* **Task instructions**: Look through the material below and give the number of lines holding "this", with no other words.

* **Provided records**:
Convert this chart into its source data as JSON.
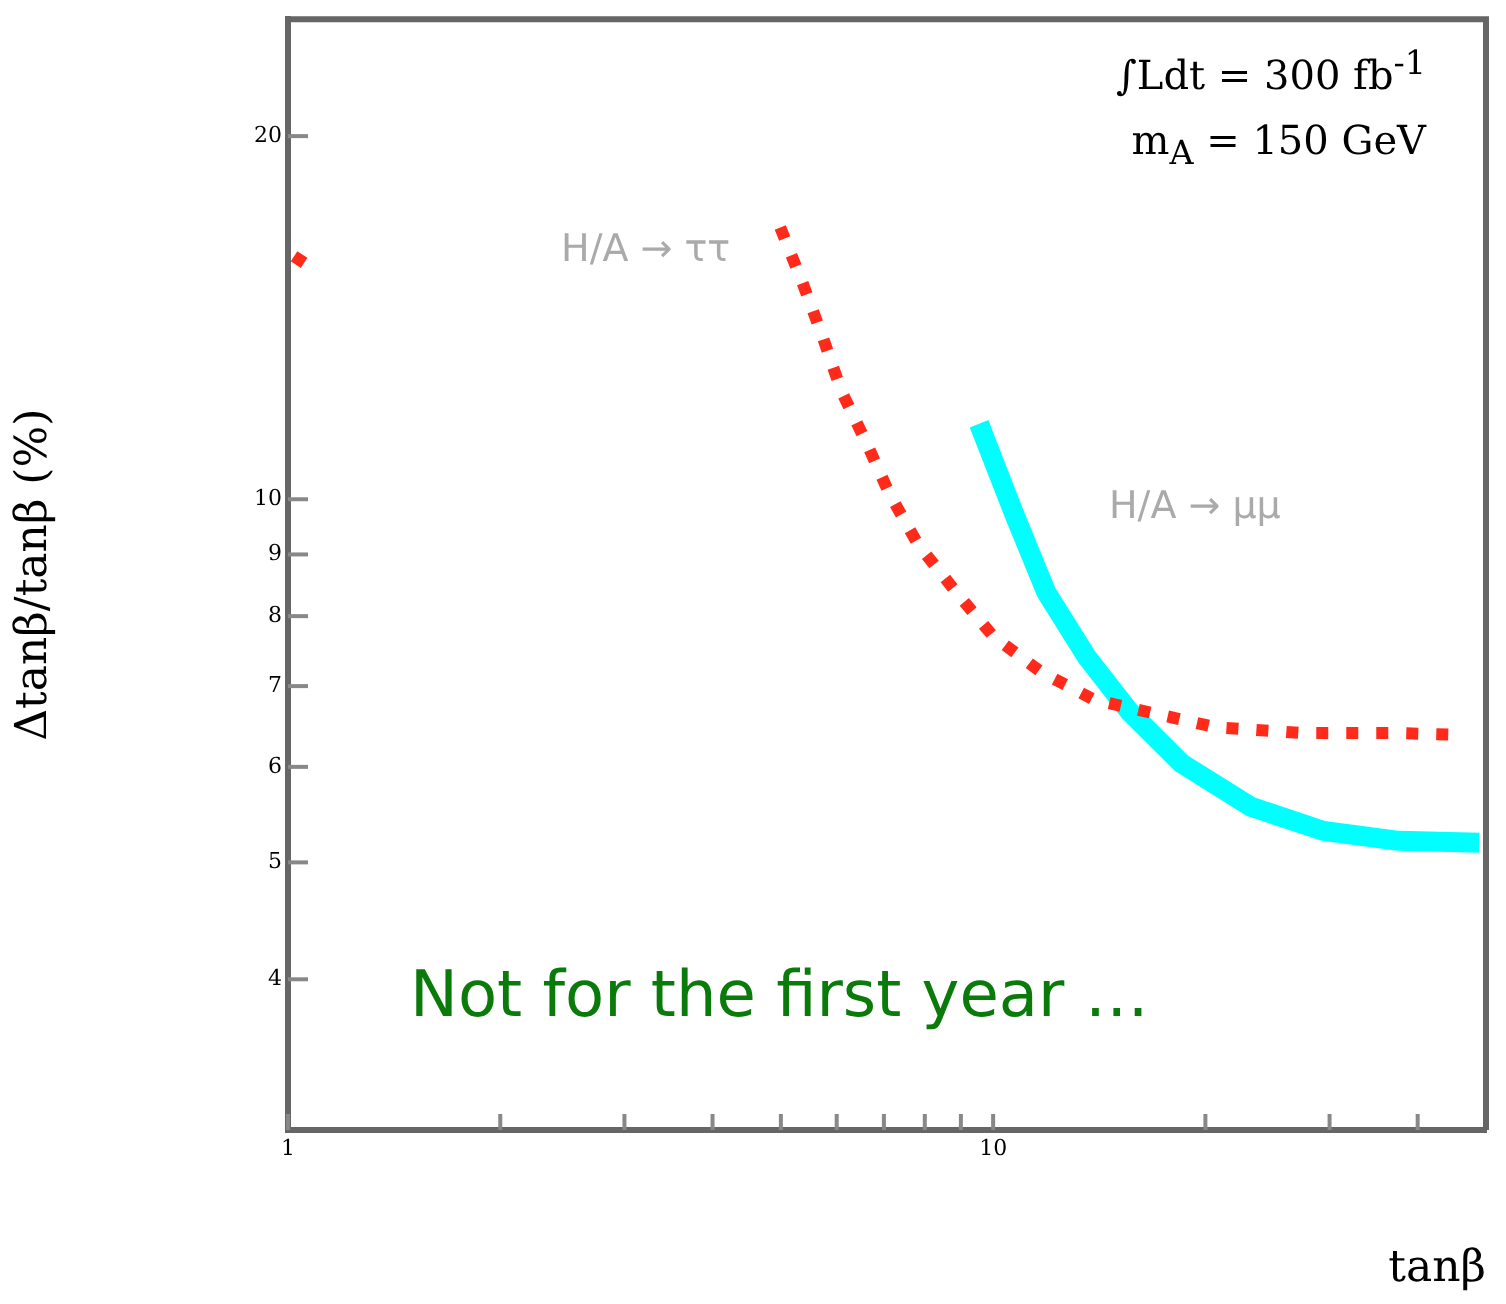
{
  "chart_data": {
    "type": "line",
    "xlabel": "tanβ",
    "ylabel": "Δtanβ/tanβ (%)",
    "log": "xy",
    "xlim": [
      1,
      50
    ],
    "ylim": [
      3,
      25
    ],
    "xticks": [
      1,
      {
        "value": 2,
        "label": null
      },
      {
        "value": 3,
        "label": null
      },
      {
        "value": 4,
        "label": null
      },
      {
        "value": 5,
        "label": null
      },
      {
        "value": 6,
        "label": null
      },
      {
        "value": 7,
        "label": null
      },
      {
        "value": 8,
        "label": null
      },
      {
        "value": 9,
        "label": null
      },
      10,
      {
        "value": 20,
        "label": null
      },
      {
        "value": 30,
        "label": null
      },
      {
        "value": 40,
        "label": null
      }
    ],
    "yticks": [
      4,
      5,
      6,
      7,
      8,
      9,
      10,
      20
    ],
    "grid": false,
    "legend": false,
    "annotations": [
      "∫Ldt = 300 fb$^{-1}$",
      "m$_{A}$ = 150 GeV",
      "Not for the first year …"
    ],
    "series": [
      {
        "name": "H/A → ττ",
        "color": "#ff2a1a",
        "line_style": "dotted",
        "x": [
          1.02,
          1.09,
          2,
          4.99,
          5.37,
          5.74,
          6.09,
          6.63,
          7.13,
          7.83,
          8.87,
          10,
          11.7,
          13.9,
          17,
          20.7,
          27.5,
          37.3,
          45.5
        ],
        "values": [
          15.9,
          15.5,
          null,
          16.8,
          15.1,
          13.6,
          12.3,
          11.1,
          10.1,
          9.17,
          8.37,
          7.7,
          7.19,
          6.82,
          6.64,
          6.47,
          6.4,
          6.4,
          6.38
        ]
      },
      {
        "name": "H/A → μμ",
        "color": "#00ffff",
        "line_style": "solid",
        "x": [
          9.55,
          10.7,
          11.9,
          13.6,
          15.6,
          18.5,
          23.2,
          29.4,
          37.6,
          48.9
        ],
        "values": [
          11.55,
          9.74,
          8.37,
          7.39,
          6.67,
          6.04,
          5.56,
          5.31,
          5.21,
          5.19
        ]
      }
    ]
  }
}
--
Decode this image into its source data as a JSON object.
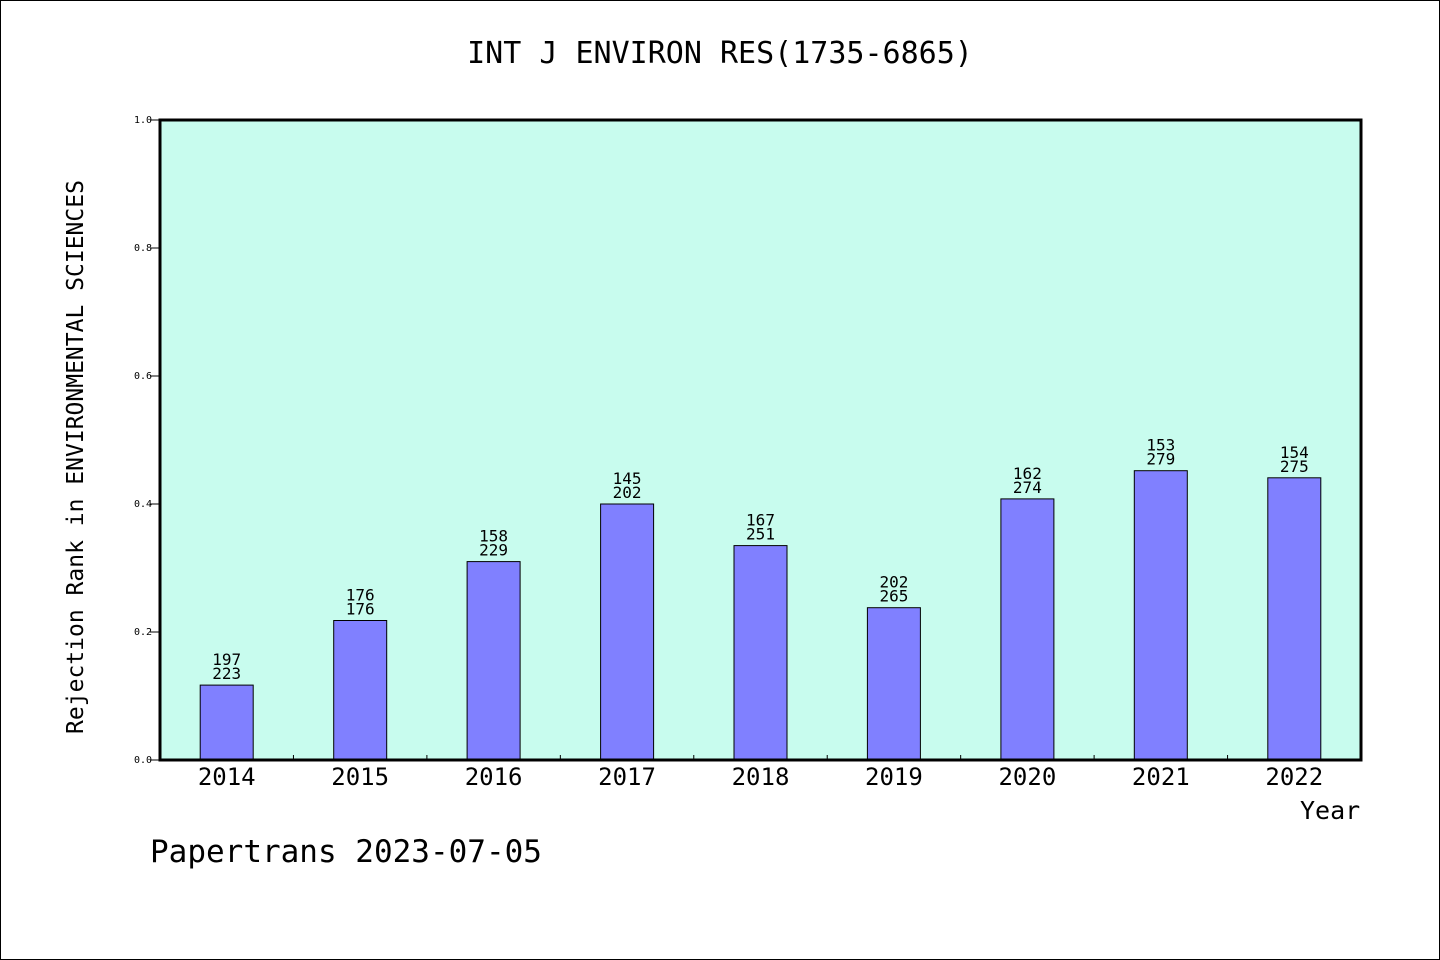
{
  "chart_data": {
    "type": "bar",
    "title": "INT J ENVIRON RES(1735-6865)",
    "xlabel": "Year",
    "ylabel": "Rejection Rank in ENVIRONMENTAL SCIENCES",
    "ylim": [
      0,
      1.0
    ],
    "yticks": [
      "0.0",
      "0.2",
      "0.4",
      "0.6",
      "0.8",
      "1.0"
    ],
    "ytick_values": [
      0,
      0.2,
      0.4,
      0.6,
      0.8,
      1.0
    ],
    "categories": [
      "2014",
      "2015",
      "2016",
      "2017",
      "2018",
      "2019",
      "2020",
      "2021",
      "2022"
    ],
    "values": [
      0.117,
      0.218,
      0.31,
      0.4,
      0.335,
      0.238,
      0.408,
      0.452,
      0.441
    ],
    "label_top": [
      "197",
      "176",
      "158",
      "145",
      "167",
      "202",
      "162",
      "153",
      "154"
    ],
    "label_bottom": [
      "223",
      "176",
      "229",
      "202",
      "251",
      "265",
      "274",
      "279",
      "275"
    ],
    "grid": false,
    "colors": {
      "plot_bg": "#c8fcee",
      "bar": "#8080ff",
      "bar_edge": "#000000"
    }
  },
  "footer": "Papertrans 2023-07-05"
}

* **Response below**: 2